Repeat the material exactly, every line of it.

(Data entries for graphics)
* Start *

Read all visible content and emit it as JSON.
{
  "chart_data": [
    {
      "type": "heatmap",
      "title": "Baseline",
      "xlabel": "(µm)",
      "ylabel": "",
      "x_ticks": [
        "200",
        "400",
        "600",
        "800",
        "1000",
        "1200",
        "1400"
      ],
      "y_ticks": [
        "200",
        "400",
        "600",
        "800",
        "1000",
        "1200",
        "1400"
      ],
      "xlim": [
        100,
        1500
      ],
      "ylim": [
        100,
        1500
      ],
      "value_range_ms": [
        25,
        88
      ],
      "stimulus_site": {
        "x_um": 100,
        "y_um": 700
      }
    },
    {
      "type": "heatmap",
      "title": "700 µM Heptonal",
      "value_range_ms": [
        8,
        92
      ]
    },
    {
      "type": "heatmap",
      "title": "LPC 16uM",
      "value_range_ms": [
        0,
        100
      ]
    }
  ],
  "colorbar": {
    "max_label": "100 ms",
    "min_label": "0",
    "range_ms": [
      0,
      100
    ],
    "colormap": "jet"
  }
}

* End *

- Finished answer:
Read all visible content and emit it as JSON.
{
  "chart_data": [
    {
      "type": "heatmap",
      "title": "Baseline",
      "xlabel": "(µm)",
      "ylabel": "",
      "x_ticks": [
        "200",
        "400",
        "600",
        "800",
        "1000",
        "1200",
        "1400"
      ],
      "y_ticks": [
        "200",
        "400",
        "600",
        "800",
        "1000",
        "1200",
        "1400"
      ],
      "xlim": [
        100,
        1500
      ],
      "ylim": [
        100,
        1500
      ],
      "value_range_ms": [
        25,
        88
      ],
      "stimulus_site": {
        "x_um": 100,
        "y_um": 700
      }
    },
    {
      "type": "heatmap",
      "title": "700 µM Heptonal",
      "value_range_ms": [
        8,
        92
      ]
    },
    {
      "type": "heatmap",
      "title": "LPC 16uM",
      "value_range_ms": [
        0,
        100
      ]
    }
  ],
  "colorbar": {
    "max_label": "100 ms",
    "min_label": "0",
    "range_ms": [
      0,
      100
    ],
    "colormap": "jet"
  }
}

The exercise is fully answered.